Dr Henry Chadwick relates this in his seminal East and West: The Making of a Rift in the Church:
"We owe to Syropoulos a touching description of the pain felt by the Greeks as they looked at the walls of San Marco in Venice plastered with Greek loot from St Sophia at the time of the Fourth Crusade. These treasures in the west had been stolen by barbarians." p.265.Not one of the Greeks could actually have remembered the "loot" that was stolen, the horses of St Mark, for instance, plate and vestment, and doubtless other treasures of worth. The Greek retinue passed through Venice when the Council of Ferrara was in session, over two centuries after the Fourth Crusade. Nevertheless they would have remembered those things in song, much as Gimli and the rest of Durin's folk remembered their antient mansions at Hadhodrond (which became Moria in its darkness), though they had never seen them. As Tolkien says:
"'I need no map,' said Gimli, who had come up with Legolas, and was gazing out before him with a strange light in his deep eyes. 'There is the land where our fathers worked of old, and we have wrought the image of those mountains into many works of metal and of stone, and into many songs and tales. They stand tall in our dreams: Baraz, Zirak, Shathûr.May you have joy of the sight...

- INFORMATION SUPPLIED

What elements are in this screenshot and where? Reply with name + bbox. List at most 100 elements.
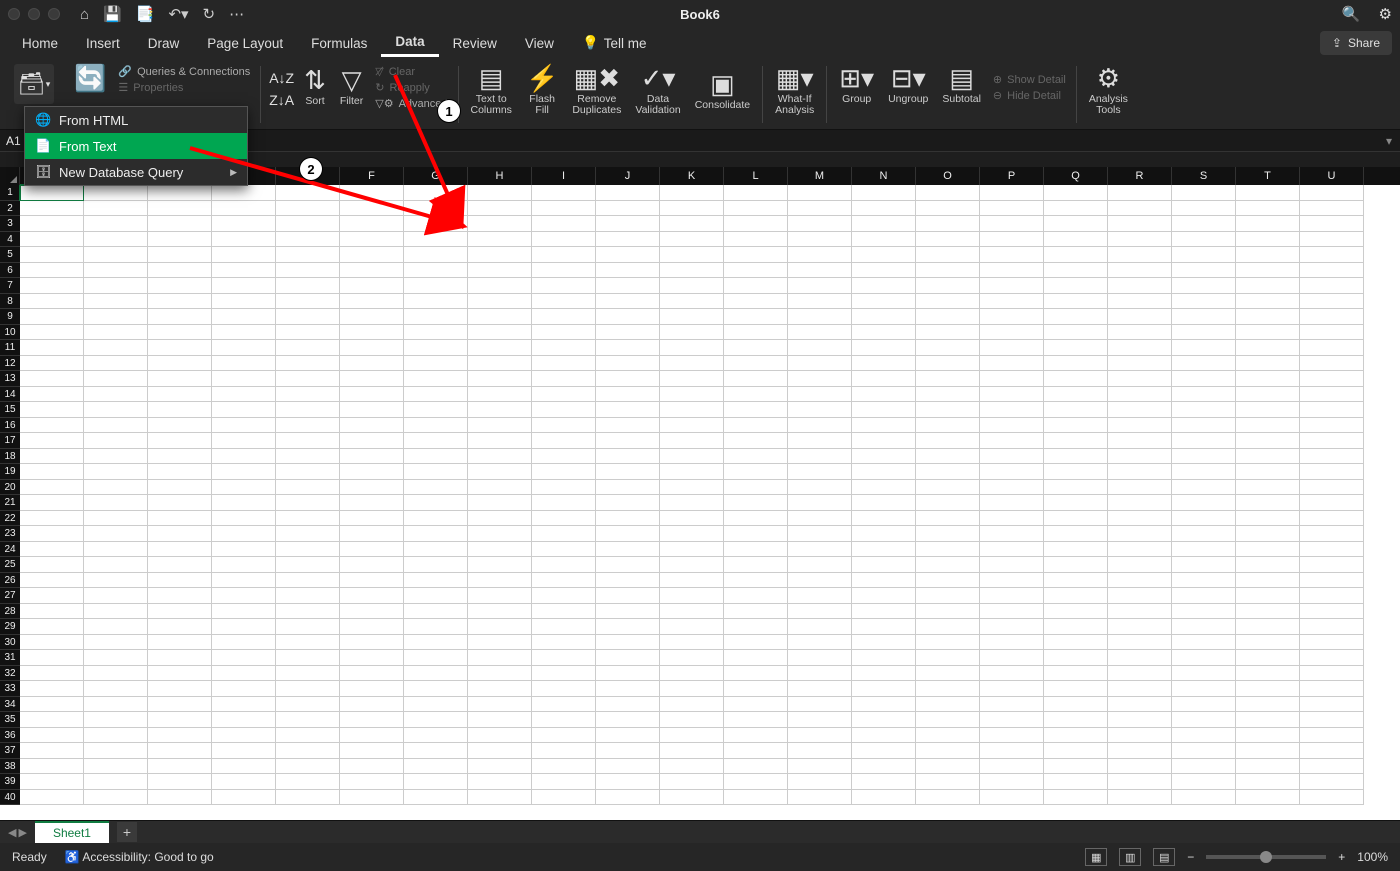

- TASKS FOR THIS EXERCISE
1. In the passage about the Greeks in Venice, which council was in session when the Greek retinue passed through that city?
2. Carry on the passage about the Greeks in Venice from the point where it stops.

- ANSWERS GIVEN
1. The Council of Ferrara.

2.
'Only once before have I seen them from afar in waking life, but I know them and their names, for under them lies Khazad-dûm, the Dwarrowdelf, that is now called the Black Pit, Moria in the Elvish tongue. Yonder stands Barazinbar, the Redhorn, cruel Caradhras; and beyond him are Silvertine and Cloudyhead: Celebdil the White, and Fanuidhol the Grey, that we call Zirakzigil and Bundushathûr.
'There the Misty Mountains divide, and between their arms lies the deep-shadowed valley which we cannot forget: Azanulbizar, the Dimrill Dale, which the Elves call Nanduhirion.'
'It is for the Dimrill Dale that we are making,' said Gandalf. 'It we climb the pass that is called the Redhorn Gate, under the far side of Caradhras, we shall come down by the Dimrill Stair into the deep vale of the Dwarves. There lies Mirrormere, and there the Rilver Silverlode rises in its icy springs.'
'Dark is the water of Kheled-zâram,' said Gimli, 'and cold are the springs of Kibil-nâla. My heart trembles at the thought that I may see them soon.'
'May you have joy of the sight, my good dwarf!' said Gandalf." The Lord of the Rings, Book II, Chapter III.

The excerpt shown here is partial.